> _Supplied records_:
****************

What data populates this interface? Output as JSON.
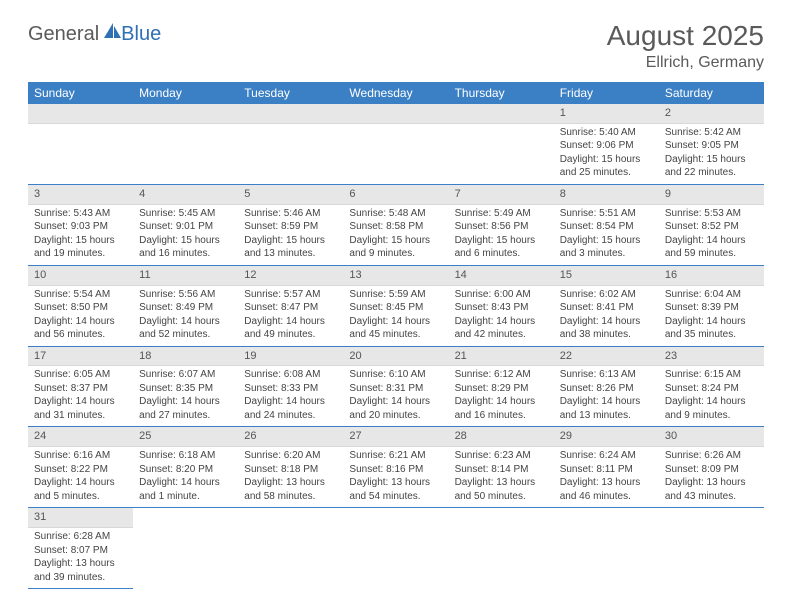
{
  "logo": {
    "text1": "General",
    "text2": "Blue"
  },
  "title": "August 2025",
  "location": "Ellrich, Germany",
  "colors": {
    "header_bg": "#3b7fc4",
    "header_fg": "#ffffff",
    "daynum_bg": "#e7e7e7",
    "border": "#3b7fc4"
  },
  "weekdays": [
    "Sunday",
    "Monday",
    "Tuesday",
    "Wednesday",
    "Thursday",
    "Friday",
    "Saturday"
  ],
  "weeks": [
    [
      null,
      null,
      null,
      null,
      null,
      {
        "n": "1",
        "sr": "Sunrise: 5:40 AM",
        "ss": "Sunset: 9:06 PM",
        "dl": "Daylight: 15 hours and 25 minutes."
      },
      {
        "n": "2",
        "sr": "Sunrise: 5:42 AM",
        "ss": "Sunset: 9:05 PM",
        "dl": "Daylight: 15 hours and 22 minutes."
      }
    ],
    [
      {
        "n": "3",
        "sr": "Sunrise: 5:43 AM",
        "ss": "Sunset: 9:03 PM",
        "dl": "Daylight: 15 hours and 19 minutes."
      },
      {
        "n": "4",
        "sr": "Sunrise: 5:45 AM",
        "ss": "Sunset: 9:01 PM",
        "dl": "Daylight: 15 hours and 16 minutes."
      },
      {
        "n": "5",
        "sr": "Sunrise: 5:46 AM",
        "ss": "Sunset: 8:59 PM",
        "dl": "Daylight: 15 hours and 13 minutes."
      },
      {
        "n": "6",
        "sr": "Sunrise: 5:48 AM",
        "ss": "Sunset: 8:58 PM",
        "dl": "Daylight: 15 hours and 9 minutes."
      },
      {
        "n": "7",
        "sr": "Sunrise: 5:49 AM",
        "ss": "Sunset: 8:56 PM",
        "dl": "Daylight: 15 hours and 6 minutes."
      },
      {
        "n": "8",
        "sr": "Sunrise: 5:51 AM",
        "ss": "Sunset: 8:54 PM",
        "dl": "Daylight: 15 hours and 3 minutes."
      },
      {
        "n": "9",
        "sr": "Sunrise: 5:53 AM",
        "ss": "Sunset: 8:52 PM",
        "dl": "Daylight: 14 hours and 59 minutes."
      }
    ],
    [
      {
        "n": "10",
        "sr": "Sunrise: 5:54 AM",
        "ss": "Sunset: 8:50 PM",
        "dl": "Daylight: 14 hours and 56 minutes."
      },
      {
        "n": "11",
        "sr": "Sunrise: 5:56 AM",
        "ss": "Sunset: 8:49 PM",
        "dl": "Daylight: 14 hours and 52 minutes."
      },
      {
        "n": "12",
        "sr": "Sunrise: 5:57 AM",
        "ss": "Sunset: 8:47 PM",
        "dl": "Daylight: 14 hours and 49 minutes."
      },
      {
        "n": "13",
        "sr": "Sunrise: 5:59 AM",
        "ss": "Sunset: 8:45 PM",
        "dl": "Daylight: 14 hours and 45 minutes."
      },
      {
        "n": "14",
        "sr": "Sunrise: 6:00 AM",
        "ss": "Sunset: 8:43 PM",
        "dl": "Daylight: 14 hours and 42 minutes."
      },
      {
        "n": "15",
        "sr": "Sunrise: 6:02 AM",
        "ss": "Sunset: 8:41 PM",
        "dl": "Daylight: 14 hours and 38 minutes."
      },
      {
        "n": "16",
        "sr": "Sunrise: 6:04 AM",
        "ss": "Sunset: 8:39 PM",
        "dl": "Daylight: 14 hours and 35 minutes."
      }
    ],
    [
      {
        "n": "17",
        "sr": "Sunrise: 6:05 AM",
        "ss": "Sunset: 8:37 PM",
        "dl": "Daylight: 14 hours and 31 minutes."
      },
      {
        "n": "18",
        "sr": "Sunrise: 6:07 AM",
        "ss": "Sunset: 8:35 PM",
        "dl": "Daylight: 14 hours and 27 minutes."
      },
      {
        "n": "19",
        "sr": "Sunrise: 6:08 AM",
        "ss": "Sunset: 8:33 PM",
        "dl": "Daylight: 14 hours and 24 minutes."
      },
      {
        "n": "20",
        "sr": "Sunrise: 6:10 AM",
        "ss": "Sunset: 8:31 PM",
        "dl": "Daylight: 14 hours and 20 minutes."
      },
      {
        "n": "21",
        "sr": "Sunrise: 6:12 AM",
        "ss": "Sunset: 8:29 PM",
        "dl": "Daylight: 14 hours and 16 minutes."
      },
      {
        "n": "22",
        "sr": "Sunrise: 6:13 AM",
        "ss": "Sunset: 8:26 PM",
        "dl": "Daylight: 14 hours and 13 minutes."
      },
      {
        "n": "23",
        "sr": "Sunrise: 6:15 AM",
        "ss": "Sunset: 8:24 PM",
        "dl": "Daylight: 14 hours and 9 minutes."
      }
    ],
    [
      {
        "n": "24",
        "sr": "Sunrise: 6:16 AM",
        "ss": "Sunset: 8:22 PM",
        "dl": "Daylight: 14 hours and 5 minutes."
      },
      {
        "n": "25",
        "sr": "Sunrise: 6:18 AM",
        "ss": "Sunset: 8:20 PM",
        "dl": "Daylight: 14 hours and 1 minute."
      },
      {
        "n": "26",
        "sr": "Sunrise: 6:20 AM",
        "ss": "Sunset: 8:18 PM",
        "dl": "Daylight: 13 hours and 58 minutes."
      },
      {
        "n": "27",
        "sr": "Sunrise: 6:21 AM",
        "ss": "Sunset: 8:16 PM",
        "dl": "Daylight: 13 hours and 54 minutes."
      },
      {
        "n": "28",
        "sr": "Sunrise: 6:23 AM",
        "ss": "Sunset: 8:14 PM",
        "dl": "Daylight: 13 hours and 50 minutes."
      },
      {
        "n": "29",
        "sr": "Sunrise: 6:24 AM",
        "ss": "Sunset: 8:11 PM",
        "dl": "Daylight: 13 hours and 46 minutes."
      },
      {
        "n": "30",
        "sr": "Sunrise: 6:26 AM",
        "ss": "Sunset: 8:09 PM",
        "dl": "Daylight: 13 hours and 43 minutes."
      }
    ],
    [
      {
        "n": "31",
        "sr": "Sunrise: 6:28 AM",
        "ss": "Sunset: 8:07 PM",
        "dl": "Daylight: 13 hours and 39 minutes."
      },
      null,
      null,
      null,
      null,
      null,
      null
    ]
  ]
}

****************

> _Job_: Transcribe the material exactly, keeping every word and none of the pictures.

> _Result of the exercise_:
What data populates this interface? Output as JSON.
{
  "logo": {
    "text1": "General",
    "text2": "Blue"
  },
  "title": "August 2025",
  "location": "Ellrich, Germany",
  "colors": {
    "header_bg": "#3b7fc4",
    "header_fg": "#ffffff",
    "daynum_bg": "#e7e7e7",
    "border": "#3b7fc4"
  },
  "weekdays": [
    "Sunday",
    "Monday",
    "Tuesday",
    "Wednesday",
    "Thursday",
    "Friday",
    "Saturday"
  ],
  "weeks": [
    [
      null,
      null,
      null,
      null,
      null,
      {
        "n": "1",
        "sr": "Sunrise: 5:40 AM",
        "ss": "Sunset: 9:06 PM",
        "dl": "Daylight: 15 hours and 25 minutes."
      },
      {
        "n": "2",
        "sr": "Sunrise: 5:42 AM",
        "ss": "Sunset: 9:05 PM",
        "dl": "Daylight: 15 hours and 22 minutes."
      }
    ],
    [
      {
        "n": "3",
        "sr": "Sunrise: 5:43 AM",
        "ss": "Sunset: 9:03 PM",
        "dl": "Daylight: 15 hours and 19 minutes."
      },
      {
        "n": "4",
        "sr": "Sunrise: 5:45 AM",
        "ss": "Sunset: 9:01 PM",
        "dl": "Daylight: 15 hours and 16 minutes."
      },
      {
        "n": "5",
        "sr": "Sunrise: 5:46 AM",
        "ss": "Sunset: 8:59 PM",
        "dl": "Daylight: 15 hours and 13 minutes."
      },
      {
        "n": "6",
        "sr": "Sunrise: 5:48 AM",
        "ss": "Sunset: 8:58 PM",
        "dl": "Daylight: 15 hours and 9 minutes."
      },
      {
        "n": "7",
        "sr": "Sunrise: 5:49 AM",
        "ss": "Sunset: 8:56 PM",
        "dl": "Daylight: 15 hours and 6 minutes."
      },
      {
        "n": "8",
        "sr": "Sunrise: 5:51 AM",
        "ss": "Sunset: 8:54 PM",
        "dl": "Daylight: 15 hours and 3 minutes."
      },
      {
        "n": "9",
        "sr": "Sunrise: 5:53 AM",
        "ss": "Sunset: 8:52 PM",
        "dl": "Daylight: 14 hours and 59 minutes."
      }
    ],
    [
      {
        "n": "10",
        "sr": "Sunrise: 5:54 AM",
        "ss": "Sunset: 8:50 PM",
        "dl": "Daylight: 14 hours and 56 minutes."
      },
      {
        "n": "11",
        "sr": "Sunrise: 5:56 AM",
        "ss": "Sunset: 8:49 PM",
        "dl": "Daylight: 14 hours and 52 minutes."
      },
      {
        "n": "12",
        "sr": "Sunrise: 5:57 AM",
        "ss": "Sunset: 8:47 PM",
        "dl": "Daylight: 14 hours and 49 minutes."
      },
      {
        "n": "13",
        "sr": "Sunrise: 5:59 AM",
        "ss": "Sunset: 8:45 PM",
        "dl": "Daylight: 14 hours and 45 minutes."
      },
      {
        "n": "14",
        "sr": "Sunrise: 6:00 AM",
        "ss": "Sunset: 8:43 PM",
        "dl": "Daylight: 14 hours and 42 minutes."
      },
      {
        "n": "15",
        "sr": "Sunrise: 6:02 AM",
        "ss": "Sunset: 8:41 PM",
        "dl": "Daylight: 14 hours and 38 minutes."
      },
      {
        "n": "16",
        "sr": "Sunrise: 6:04 AM",
        "ss": "Sunset: 8:39 PM",
        "dl": "Daylight: 14 hours and 35 minutes."
      }
    ],
    [
      {
        "n": "17",
        "sr": "Sunrise: 6:05 AM",
        "ss": "Sunset: 8:37 PM",
        "dl": "Daylight: 14 hours and 31 minutes."
      },
      {
        "n": "18",
        "sr": "Sunrise: 6:07 AM",
        "ss": "Sunset: 8:35 PM",
        "dl": "Daylight: 14 hours and 27 minutes."
      },
      {
        "n": "19",
        "sr": "Sunrise: 6:08 AM",
        "ss": "Sunset: 8:33 PM",
        "dl": "Daylight: 14 hours and 24 minutes."
      },
      {
        "n": "20",
        "sr": "Sunrise: 6:10 AM",
        "ss": "Sunset: 8:31 PM",
        "dl": "Daylight: 14 hours and 20 minutes."
      },
      {
        "n": "21",
        "sr": "Sunrise: 6:12 AM",
        "ss": "Sunset: 8:29 PM",
        "dl": "Daylight: 14 hours and 16 minutes."
      },
      {
        "n": "22",
        "sr": "Sunrise: 6:13 AM",
        "ss": "Sunset: 8:26 PM",
        "dl": "Daylight: 14 hours and 13 minutes."
      },
      {
        "n": "23",
        "sr": "Sunrise: 6:15 AM",
        "ss": "Sunset: 8:24 PM",
        "dl": "Daylight: 14 hours and 9 minutes."
      }
    ],
    [
      {
        "n": "24",
        "sr": "Sunrise: 6:16 AM",
        "ss": "Sunset: 8:22 PM",
        "dl": "Daylight: 14 hours and 5 minutes."
      },
      {
        "n": "25",
        "sr": "Sunrise: 6:18 AM",
        "ss": "Sunset: 8:20 PM",
        "dl": "Daylight: 14 hours and 1 minute."
      },
      {
        "n": "26",
        "sr": "Sunrise: 6:20 AM",
        "ss": "Sunset: 8:18 PM",
        "dl": "Daylight: 13 hours and 58 minutes."
      },
      {
        "n": "27",
        "sr": "Sunrise: 6:21 AM",
        "ss": "Sunset: 8:16 PM",
        "dl": "Daylight: 13 hours and 54 minutes."
      },
      {
        "n": "28",
        "sr": "Sunrise: 6:23 AM",
        "ss": "Sunset: 8:14 PM",
        "dl": "Daylight: 13 hours and 50 minutes."
      },
      {
        "n": "29",
        "sr": "Sunrise: 6:24 AM",
        "ss": "Sunset: 8:11 PM",
        "dl": "Daylight: 13 hours and 46 minutes."
      },
      {
        "n": "30",
        "sr": "Sunrise: 6:26 AM",
        "ss": "Sunset: 8:09 PM",
        "dl": "Daylight: 13 hours and 43 minutes."
      }
    ],
    [
      {
        "n": "31",
        "sr": "Sunrise: 6:28 AM",
        "ss": "Sunset: 8:07 PM",
        "dl": "Daylight: 13 hours and 39 minutes."
      },
      null,
      null,
      null,
      null,
      null,
      null
    ]
  ]
}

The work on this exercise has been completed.